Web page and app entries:
__________

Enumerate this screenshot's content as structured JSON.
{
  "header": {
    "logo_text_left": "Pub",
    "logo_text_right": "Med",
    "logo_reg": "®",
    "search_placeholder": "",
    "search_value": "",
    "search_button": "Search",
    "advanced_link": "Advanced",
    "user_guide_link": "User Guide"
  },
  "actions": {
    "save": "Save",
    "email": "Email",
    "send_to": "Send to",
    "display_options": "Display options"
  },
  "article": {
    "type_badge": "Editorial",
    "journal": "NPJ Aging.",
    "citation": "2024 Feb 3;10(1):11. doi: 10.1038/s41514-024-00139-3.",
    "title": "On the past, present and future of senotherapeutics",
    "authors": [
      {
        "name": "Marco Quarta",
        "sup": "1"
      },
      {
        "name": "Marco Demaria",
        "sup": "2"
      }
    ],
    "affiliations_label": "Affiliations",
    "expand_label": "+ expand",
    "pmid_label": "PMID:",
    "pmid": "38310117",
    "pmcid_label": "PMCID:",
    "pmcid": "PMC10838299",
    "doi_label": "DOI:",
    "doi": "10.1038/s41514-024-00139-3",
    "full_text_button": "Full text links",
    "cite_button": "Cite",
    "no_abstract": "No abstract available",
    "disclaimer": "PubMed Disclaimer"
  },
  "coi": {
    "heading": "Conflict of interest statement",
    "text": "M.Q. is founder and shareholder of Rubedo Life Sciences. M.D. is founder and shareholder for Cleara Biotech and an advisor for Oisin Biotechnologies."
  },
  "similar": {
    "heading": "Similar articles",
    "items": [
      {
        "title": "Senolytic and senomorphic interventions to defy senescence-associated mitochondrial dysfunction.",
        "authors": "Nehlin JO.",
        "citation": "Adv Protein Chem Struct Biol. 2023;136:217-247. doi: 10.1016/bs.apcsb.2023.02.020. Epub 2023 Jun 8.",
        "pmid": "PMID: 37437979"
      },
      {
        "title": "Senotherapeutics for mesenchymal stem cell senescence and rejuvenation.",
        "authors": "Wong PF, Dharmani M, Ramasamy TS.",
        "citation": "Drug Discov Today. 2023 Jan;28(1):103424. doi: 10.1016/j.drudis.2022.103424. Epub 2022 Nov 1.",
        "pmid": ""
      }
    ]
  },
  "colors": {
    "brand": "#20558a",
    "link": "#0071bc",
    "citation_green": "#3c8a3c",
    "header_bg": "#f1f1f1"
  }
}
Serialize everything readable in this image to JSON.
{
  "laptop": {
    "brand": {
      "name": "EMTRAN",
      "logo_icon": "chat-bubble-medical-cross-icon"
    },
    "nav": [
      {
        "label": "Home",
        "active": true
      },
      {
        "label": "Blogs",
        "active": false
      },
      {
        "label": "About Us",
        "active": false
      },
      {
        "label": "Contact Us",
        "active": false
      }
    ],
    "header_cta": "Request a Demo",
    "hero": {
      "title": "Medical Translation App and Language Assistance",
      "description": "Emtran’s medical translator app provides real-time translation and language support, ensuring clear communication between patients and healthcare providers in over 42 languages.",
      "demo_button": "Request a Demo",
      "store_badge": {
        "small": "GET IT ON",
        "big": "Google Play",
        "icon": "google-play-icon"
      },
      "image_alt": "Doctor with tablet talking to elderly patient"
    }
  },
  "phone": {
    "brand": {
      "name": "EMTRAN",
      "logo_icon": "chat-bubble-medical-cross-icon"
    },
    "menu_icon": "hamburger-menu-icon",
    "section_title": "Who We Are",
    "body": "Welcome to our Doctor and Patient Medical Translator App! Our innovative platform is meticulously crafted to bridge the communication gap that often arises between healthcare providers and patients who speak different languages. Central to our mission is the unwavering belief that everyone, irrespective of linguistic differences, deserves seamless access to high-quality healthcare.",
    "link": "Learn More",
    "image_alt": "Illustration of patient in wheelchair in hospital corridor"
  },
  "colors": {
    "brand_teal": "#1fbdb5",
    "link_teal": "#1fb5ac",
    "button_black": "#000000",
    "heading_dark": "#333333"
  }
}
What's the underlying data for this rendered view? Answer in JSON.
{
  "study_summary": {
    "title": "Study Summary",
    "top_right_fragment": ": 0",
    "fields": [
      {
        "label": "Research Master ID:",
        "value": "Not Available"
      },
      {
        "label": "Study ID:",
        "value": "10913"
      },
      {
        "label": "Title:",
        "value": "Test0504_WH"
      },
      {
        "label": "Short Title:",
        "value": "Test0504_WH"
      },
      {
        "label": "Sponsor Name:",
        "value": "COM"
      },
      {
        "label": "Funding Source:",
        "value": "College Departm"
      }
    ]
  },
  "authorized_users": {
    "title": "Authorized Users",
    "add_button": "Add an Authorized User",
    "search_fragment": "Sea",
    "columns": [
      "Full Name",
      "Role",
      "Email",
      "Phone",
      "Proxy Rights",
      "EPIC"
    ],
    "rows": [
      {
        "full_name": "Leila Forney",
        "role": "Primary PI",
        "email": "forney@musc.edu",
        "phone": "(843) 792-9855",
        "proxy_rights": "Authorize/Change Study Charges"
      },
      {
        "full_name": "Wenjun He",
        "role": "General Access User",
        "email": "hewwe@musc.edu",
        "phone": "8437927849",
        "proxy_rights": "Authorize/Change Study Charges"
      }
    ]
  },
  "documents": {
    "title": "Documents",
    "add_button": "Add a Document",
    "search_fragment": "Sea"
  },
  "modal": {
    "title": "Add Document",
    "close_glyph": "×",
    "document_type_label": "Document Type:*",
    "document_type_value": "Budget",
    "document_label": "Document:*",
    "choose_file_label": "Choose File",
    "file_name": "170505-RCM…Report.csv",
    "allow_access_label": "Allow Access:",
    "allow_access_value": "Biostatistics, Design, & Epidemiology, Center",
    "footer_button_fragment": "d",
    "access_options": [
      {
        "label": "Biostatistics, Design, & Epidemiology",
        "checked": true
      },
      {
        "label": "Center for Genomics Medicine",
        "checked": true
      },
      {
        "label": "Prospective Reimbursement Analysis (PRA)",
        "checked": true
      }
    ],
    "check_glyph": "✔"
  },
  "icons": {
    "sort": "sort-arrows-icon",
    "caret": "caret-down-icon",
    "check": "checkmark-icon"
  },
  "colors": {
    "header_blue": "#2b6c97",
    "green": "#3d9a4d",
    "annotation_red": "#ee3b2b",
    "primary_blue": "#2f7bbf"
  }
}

__________

* **What is needed**:
Output the data in full, precisely as it appears above.

* **Task solution**:
Enumerate this screenshot's content as structured JSON.
{
  "header": {
    "logo_text_left": "Pub",
    "logo_text_right": "Med",
    "logo_reg": "®",
    "search_placeholder": "",
    "search_value": "",
    "search_button": "Search",
    "advanced_link": "Advanced",
    "user_guide_link": "User Guide"
  },
  "actions": {
    "save": "Save",
    "email": "Email",
    "send_to": "Send to",
    "display_options": "Display options"
  },
  "article": {
    "type_badge": "Editorial",
    "journal": "NPJ Aging.",
    "citation": "2024 Feb 3;10(1):11. doi: 10.1038/s41514-024-00139-3.",
    "title": "On the past, present and future of senotherapeutics",
    "authors": [
      {
        "name": "Marco Quarta",
        "sup": "1"
      },
      {
        "name": "Marco Demaria",
        "sup": "2"
      }
    ],
    "affiliations_label": "Affiliations",
    "expand_label": "+ expand",
    "pmid_label": "PMID:",
    "pmid": "38310117",
    "pmcid_label": "PMCID:",
    "pmcid": "PMC10838299",
    "doi_label": "DOI:",
    "doi": "10.1038/s41514-024-00139-3",
    "full_text_button": "Full text links",
    "cite_button": "Cite",
    "no_abstract": "No abstract available",
    "disclaimer": "PubMed Disclaimer"
  },
  "coi": {
    "heading": "Conflict of interest statement",
    "text": "M.Q. is founder and shareholder of Rubedo Life Sciences. M.D. is founder and shareholder for Cleara Biotech and an advisor for Oisin Biotechnologies."
  },
  "similar": {
    "heading": "Similar articles",
    "items": [
      {
        "title": "Senolytic and senomorphic interventions to defy senescence-associated mitochondrial dysfunction.",
        "authors": "Nehlin JO.",
        "citation": "Adv Protein Chem Struct Biol. 2023;136:217-247. doi: 10.1016/bs.apcsb.2023.02.020. Epub 2023 Jun 8.",
        "pmid": "PMID: 37437979"
      },
      {
        "title": "Senotherapeutics for mesenchymal stem cell senescence and rejuvenation.",
        "authors": "Wong PF, Dharmani M, Ramasamy TS.",
        "citation": "Drug Discov Today. 2023 Jan;28(1):103424. doi: 10.1016/j.drudis.2022.103424. Epub 2022 Nov 1.",
        "pmid": ""
      }
    ]
  },
  "colors": {
    "brand": "#20558a",
    "link": "#0071bc",
    "citation_green": "#3c8a3c",
    "header_bg": "#f1f1f1"
  }
}
Serialize everything readable in this image to JSON.
{
  "laptop": {
    "brand": {
      "name": "EMTRAN",
      "logo_icon": "chat-bubble-medical-cross-icon"
    },
    "nav": [
      {
        "label": "Home",
        "active": true
      },
      {
        "label": "Blogs",
        "active": false
      },
      {
        "label": "About Us",
        "active": false
      },
      {
        "label": "Contact Us",
        "active": false
      }
    ],
    "header_cta": "Request a Demo",
    "hero": {
      "title": "Medical Translation App and Language Assistance",
      "description": "Emtran’s medical translator app provides real-time translation and language support, ensuring clear communication between patients and healthcare providers in over 42 languages.",
      "demo_button": "Request a Demo",
      "store_badge": {
        "small": "GET IT ON",
        "big": "Google Play",
        "icon": "google-play-icon"
      },
      "image_alt": "Doctor with tablet talking to elderly patient"
    }
  },
  "phone": {
    "brand": {
      "name": "EMTRAN",
      "logo_icon": "chat-bubble-medical-cross-icon"
    },
    "menu_icon": "hamburger-menu-icon",
    "section_title": "Who We Are",
    "body": "Welcome to our Doctor and Patient Medical Translator App! Our innovative platform is meticulously crafted to bridge the communication gap that often arises between healthcare providers and patients who speak different languages. Central to our mission is the unwavering belief that everyone, irrespective of linguistic differences, deserves seamless access to high-quality healthcare.",
    "link": "Learn More",
    "image_alt": "Illustration of patient in wheelchair in hospital corridor"
  },
  "colors": {
    "brand_teal": "#1fbdb5",
    "link_teal": "#1fb5ac",
    "button_black": "#000000",
    "heading_dark": "#333333"
  }
}
What's the underlying data for this rendered view? Answer in JSON.
{
  "study_summary": {
    "title": "Study Summary",
    "top_right_fragment": ": 0",
    "fields": [
      {
        "label": "Research Master ID:",
        "value": "Not Available"
      },
      {
        "label": "Study ID:",
        "value": "10913"
      },
      {
        "label": "Title:",
        "value": "Test0504_WH"
      },
      {
        "label": "Short Title:",
        "value": "Test0504_WH"
      },
      {
        "label": "Sponsor Name:",
        "value": "COM"
      },
      {
        "label": "Funding Source:",
        "value": "College Departm"
      }
    ]
  },
  "authorized_users": {
    "title": "Authorized Users",
    "add_button": "Add an Authorized User",
    "search_fragment": "Sea",
    "columns": [
      "Full Name",
      "Role",
      "Email",
      "Phone",
      "Proxy Rights",
      "EPIC"
    ],
    "rows": [
      {
        "full_name": "Leila Forney",
        "role": "Primary PI",
        "email": "forney@musc.edu",
        "phone": "(843) 792-9855",
        "proxy_rights": "Authorize/Change Study Charges"
      },
      {
        "full_name": "Wenjun He",
        "role": "General Access User",
        "email": "hewwe@musc.edu",
        "phone": "8437927849",
        "proxy_rights": "Authorize/Change Study Charges"
      }
    ]
  },
  "documents": {
    "title": "Documents",
    "add_button": "Add a Document",
    "search_fragment": "Sea"
  },
  "modal": {
    "title": "Add Document",
    "close_glyph": "×",
    "document_type_label": "Document Type:*",
    "document_type_value": "Budget",
    "document_label": "Document:*",
    "choose_file_label": "Choose File",
    "file_name": "170505-RCM…Report.csv",
    "allow_access_label": "Allow Access:",
    "allow_access_value": "Biostatistics, Design, & Epidemiology, Center",
    "footer_button_fragment": "d",
    "access_options": [
      {
        "label": "Biostatistics, Design, & Epidemiology",
        "checked": true
      },
      {
        "label": "Center for Genomics Medicine",
        "checked": true
      },
      {
        "label": "Prospective Reimbursement Analysis (PRA)",
        "checked": true
      }
    ],
    "check_glyph": "✔"
  },
  "icons": {
    "sort": "sort-arrows-icon",
    "caret": "caret-down-icon",
    "check": "checkmark-icon"
  },
  "colors": {
    "header_blue": "#2b6c97",
    "green": "#3d9a4d",
    "annotation_red": "#ee3b2b",
    "primary_blue": "#2f7bbf"
  }
}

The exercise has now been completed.